**ENTRIES PROVIDED:**
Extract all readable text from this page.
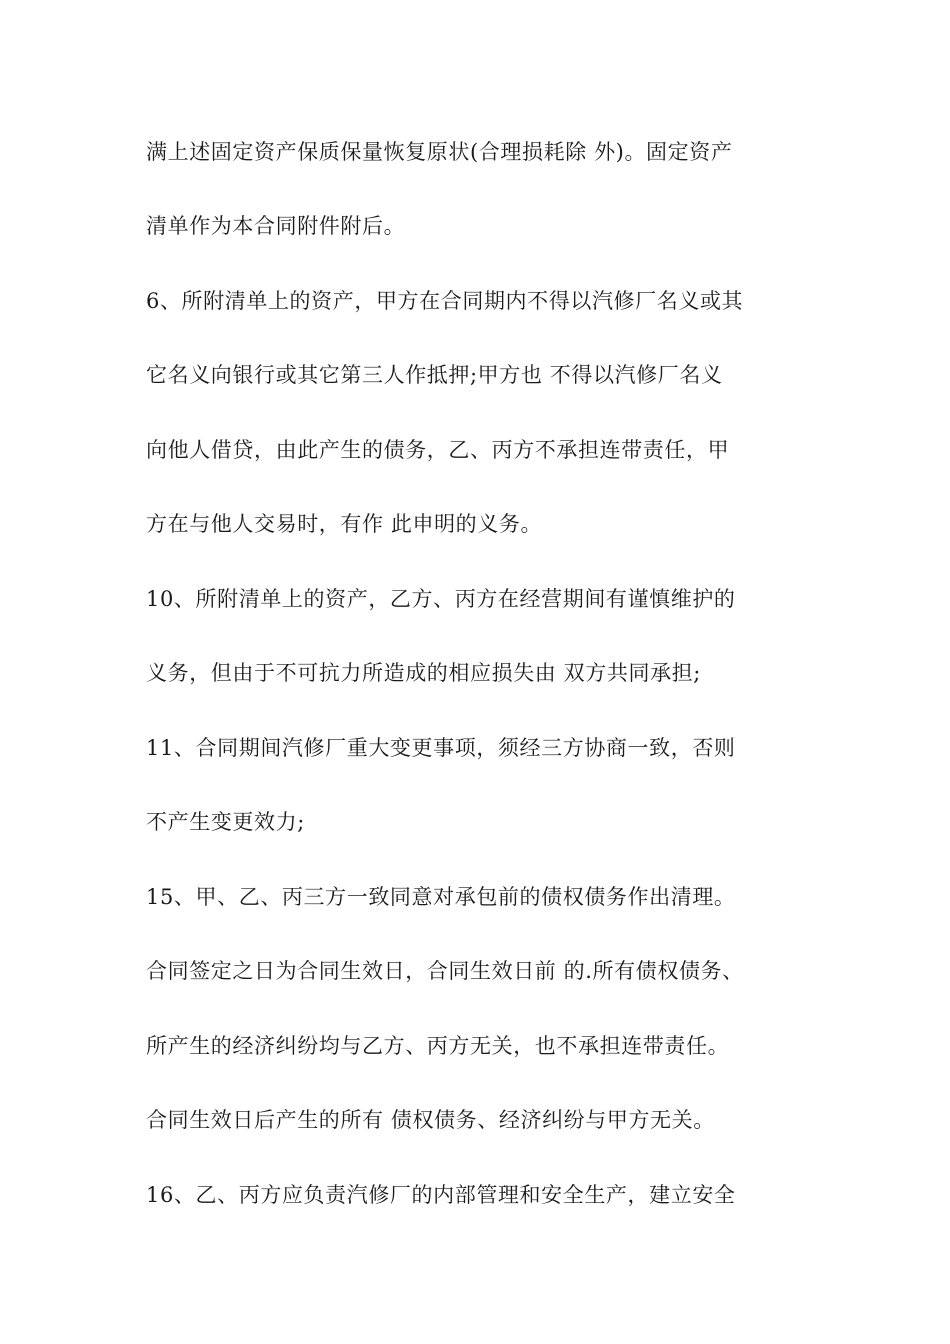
满上述固定资产保质保量恢复原状(合理损耗除 外)。固定资产
清单作为本合同附件附后。
6、所附清单上的资产，甲方在合同期内不得以汽修厂名义或其
它名义向银行或其它第三人作抵押;甲方也 不得以汽修厂名义
向他人借贷，由此产生的债务，乙、丙方不承担连带责任，甲
方在与他人交易时，有作 此申明的义务。
10、所附清单上的资产，乙方、丙方在经营期间有谨慎维护的
义务，但由于不可抗力所造成的相应损失由 双方共同承担;
11、合同期间汽修厂重大变更事项，须经三方协商一致，否则
不产生变更效力;
15、甲、乙、丙三方一致同意对承包前的债权债务作出清理。
合同签定之日为合同生效日，合同生效日前 的.所有债权债务、
所产生的经济纠纷均与乙方、丙方无关，也不承担连带责任。
合同生效日后产生的所有 债权债务、经济纠纷与甲方无关。
16、乙、丙方应负责汽修厂的内部管理和安全生产，建立安全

**PROBLEM DESCRIPTION:** Tally the lines of the records holding the word "所附清单上的资产", then give only the resulting number.

**THE SOLUTION:** 2